▸ **Goal**
Reproduce every entry exactly and leave its pictures out.

------------------------------------------------------------------------

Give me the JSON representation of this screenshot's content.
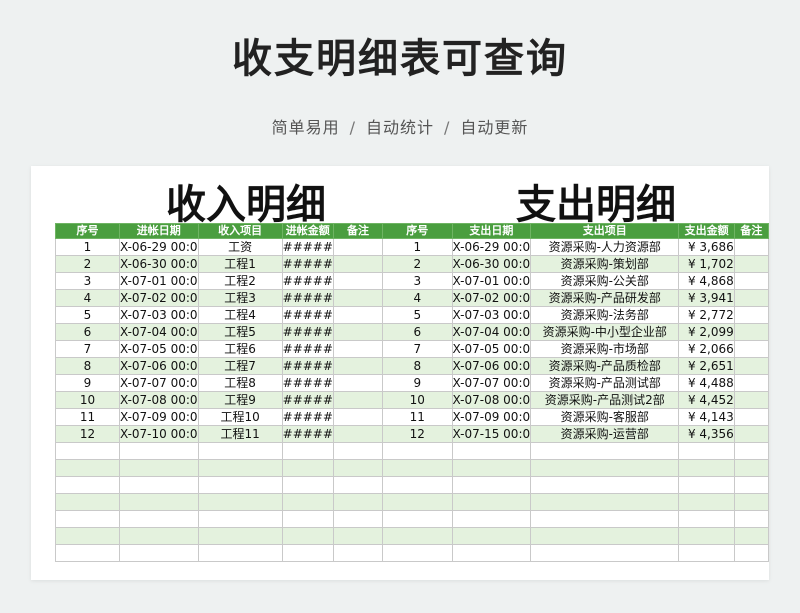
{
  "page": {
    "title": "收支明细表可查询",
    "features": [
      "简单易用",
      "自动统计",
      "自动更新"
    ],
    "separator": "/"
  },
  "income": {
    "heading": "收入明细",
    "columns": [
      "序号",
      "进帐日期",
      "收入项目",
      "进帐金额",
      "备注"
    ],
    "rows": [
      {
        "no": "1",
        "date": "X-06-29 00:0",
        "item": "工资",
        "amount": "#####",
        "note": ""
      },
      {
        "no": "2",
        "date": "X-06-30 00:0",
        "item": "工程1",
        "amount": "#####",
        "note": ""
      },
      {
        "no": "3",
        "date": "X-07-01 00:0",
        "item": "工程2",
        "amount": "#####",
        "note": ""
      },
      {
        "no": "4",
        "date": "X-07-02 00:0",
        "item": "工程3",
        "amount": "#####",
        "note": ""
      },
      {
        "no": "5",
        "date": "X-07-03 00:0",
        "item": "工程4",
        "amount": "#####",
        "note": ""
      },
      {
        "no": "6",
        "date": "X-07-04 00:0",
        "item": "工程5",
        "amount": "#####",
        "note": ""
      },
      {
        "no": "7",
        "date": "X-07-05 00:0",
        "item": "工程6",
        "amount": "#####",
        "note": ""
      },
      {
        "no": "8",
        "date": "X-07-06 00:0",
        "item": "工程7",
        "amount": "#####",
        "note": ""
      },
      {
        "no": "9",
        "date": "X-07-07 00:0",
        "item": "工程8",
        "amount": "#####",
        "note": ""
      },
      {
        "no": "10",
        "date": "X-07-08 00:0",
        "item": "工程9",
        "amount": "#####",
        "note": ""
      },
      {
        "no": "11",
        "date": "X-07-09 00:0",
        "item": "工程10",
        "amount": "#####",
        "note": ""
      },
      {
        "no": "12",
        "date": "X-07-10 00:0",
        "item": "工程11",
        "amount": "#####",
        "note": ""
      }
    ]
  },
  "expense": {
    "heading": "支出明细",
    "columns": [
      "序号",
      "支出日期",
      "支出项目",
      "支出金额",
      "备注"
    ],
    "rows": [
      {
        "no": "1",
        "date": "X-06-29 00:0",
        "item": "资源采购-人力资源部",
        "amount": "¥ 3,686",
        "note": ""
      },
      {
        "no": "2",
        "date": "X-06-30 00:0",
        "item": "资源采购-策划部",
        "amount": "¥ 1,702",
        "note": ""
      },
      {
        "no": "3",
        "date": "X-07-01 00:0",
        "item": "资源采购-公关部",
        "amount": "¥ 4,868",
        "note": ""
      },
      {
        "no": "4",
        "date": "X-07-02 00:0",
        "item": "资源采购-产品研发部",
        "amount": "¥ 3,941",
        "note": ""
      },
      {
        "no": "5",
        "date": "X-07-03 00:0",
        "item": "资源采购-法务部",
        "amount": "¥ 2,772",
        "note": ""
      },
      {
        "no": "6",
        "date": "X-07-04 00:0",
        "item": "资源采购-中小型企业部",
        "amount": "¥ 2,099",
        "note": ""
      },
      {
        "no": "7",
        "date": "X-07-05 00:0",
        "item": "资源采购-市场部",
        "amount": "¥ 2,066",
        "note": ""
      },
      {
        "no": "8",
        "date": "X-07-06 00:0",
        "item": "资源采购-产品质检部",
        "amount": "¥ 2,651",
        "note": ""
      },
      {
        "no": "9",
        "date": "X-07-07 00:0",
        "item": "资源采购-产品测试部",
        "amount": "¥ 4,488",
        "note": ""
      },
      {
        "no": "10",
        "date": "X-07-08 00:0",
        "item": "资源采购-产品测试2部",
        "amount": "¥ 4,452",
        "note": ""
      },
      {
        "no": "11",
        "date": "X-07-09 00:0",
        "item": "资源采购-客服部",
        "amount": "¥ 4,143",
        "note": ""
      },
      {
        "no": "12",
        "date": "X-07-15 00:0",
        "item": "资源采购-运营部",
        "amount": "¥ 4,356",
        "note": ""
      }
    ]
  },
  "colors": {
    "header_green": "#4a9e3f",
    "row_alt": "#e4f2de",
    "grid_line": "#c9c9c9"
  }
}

------------------------------------------------------------------------

▸ **Output of the task**
Give me the JSON representation of this screenshot's content.
{
  "page": {
    "title": "收支明细表可查询",
    "features": [
      "简单易用",
      "自动统计",
      "自动更新"
    ],
    "separator": "/"
  },
  "income": {
    "heading": "收入明细",
    "columns": [
      "序号",
      "进帐日期",
      "收入项目",
      "进帐金额",
      "备注"
    ],
    "rows": [
      {
        "no": "1",
        "date": "X-06-29 00:0",
        "item": "工资",
        "amount": "#####",
        "note": ""
      },
      {
        "no": "2",
        "date": "X-06-30 00:0",
        "item": "工程1",
        "amount": "#####",
        "note": ""
      },
      {
        "no": "3",
        "date": "X-07-01 00:0",
        "item": "工程2",
        "amount": "#####",
        "note": ""
      },
      {
        "no": "4",
        "date": "X-07-02 00:0",
        "item": "工程3",
        "amount": "#####",
        "note": ""
      },
      {
        "no": "5",
        "date": "X-07-03 00:0",
        "item": "工程4",
        "amount": "#####",
        "note": ""
      },
      {
        "no": "6",
        "date": "X-07-04 00:0",
        "item": "工程5",
        "amount": "#####",
        "note": ""
      },
      {
        "no": "7",
        "date": "X-07-05 00:0",
        "item": "工程6",
        "amount": "#####",
        "note": ""
      },
      {
        "no": "8",
        "date": "X-07-06 00:0",
        "item": "工程7",
        "amount": "#####",
        "note": ""
      },
      {
        "no": "9",
        "date": "X-07-07 00:0",
        "item": "工程8",
        "amount": "#####",
        "note": ""
      },
      {
        "no": "10",
        "date": "X-07-08 00:0",
        "item": "工程9",
        "amount": "#####",
        "note": ""
      },
      {
        "no": "11",
        "date": "X-07-09 00:0",
        "item": "工程10",
        "amount": "#####",
        "note": ""
      },
      {
        "no": "12",
        "date": "X-07-10 00:0",
        "item": "工程11",
        "amount": "#####",
        "note": ""
      }
    ]
  },
  "expense": {
    "heading": "支出明细",
    "columns": [
      "序号",
      "支出日期",
      "支出项目",
      "支出金额",
      "备注"
    ],
    "rows": [
      {
        "no": "1",
        "date": "X-06-29 00:0",
        "item": "资源采购-人力资源部",
        "amount": "¥ 3,686",
        "note": ""
      },
      {
        "no": "2",
        "date": "X-06-30 00:0",
        "item": "资源采购-策划部",
        "amount": "¥ 1,702",
        "note": ""
      },
      {
        "no": "3",
        "date": "X-07-01 00:0",
        "item": "资源采购-公关部",
        "amount": "¥ 4,868",
        "note": ""
      },
      {
        "no": "4",
        "date": "X-07-02 00:0",
        "item": "资源采购-产品研发部",
        "amount": "¥ 3,941",
        "note": ""
      },
      {
        "no": "5",
        "date": "X-07-03 00:0",
        "item": "资源采购-法务部",
        "amount": "¥ 2,772",
        "note": ""
      },
      {
        "no": "6",
        "date": "X-07-04 00:0",
        "item": "资源采购-中小型企业部",
        "amount": "¥ 2,099",
        "note": ""
      },
      {
        "no": "7",
        "date": "X-07-05 00:0",
        "item": "资源采购-市场部",
        "amount": "¥ 2,066",
        "note": ""
      },
      {
        "no": "8",
        "date": "X-07-06 00:0",
        "item": "资源采购-产品质检部",
        "amount": "¥ 2,651",
        "note": ""
      },
      {
        "no": "9",
        "date": "X-07-07 00:0",
        "item": "资源采购-产品测试部",
        "amount": "¥ 4,488",
        "note": ""
      },
      {
        "no": "10",
        "date": "X-07-08 00:0",
        "item": "资源采购-产品测试2部",
        "amount": "¥ 4,452",
        "note": ""
      },
      {
        "no": "11",
        "date": "X-07-09 00:0",
        "item": "资源采购-客服部",
        "amount": "¥ 4,143",
        "note": ""
      },
      {
        "no": "12",
        "date": "X-07-15 00:0",
        "item": "资源采购-运营部",
        "amount": "¥ 4,356",
        "note": ""
      }
    ]
  },
  "colors": {
    "header_green": "#4a9e3f",
    "row_alt": "#e4f2de",
    "grid_line": "#c9c9c9"
  }
}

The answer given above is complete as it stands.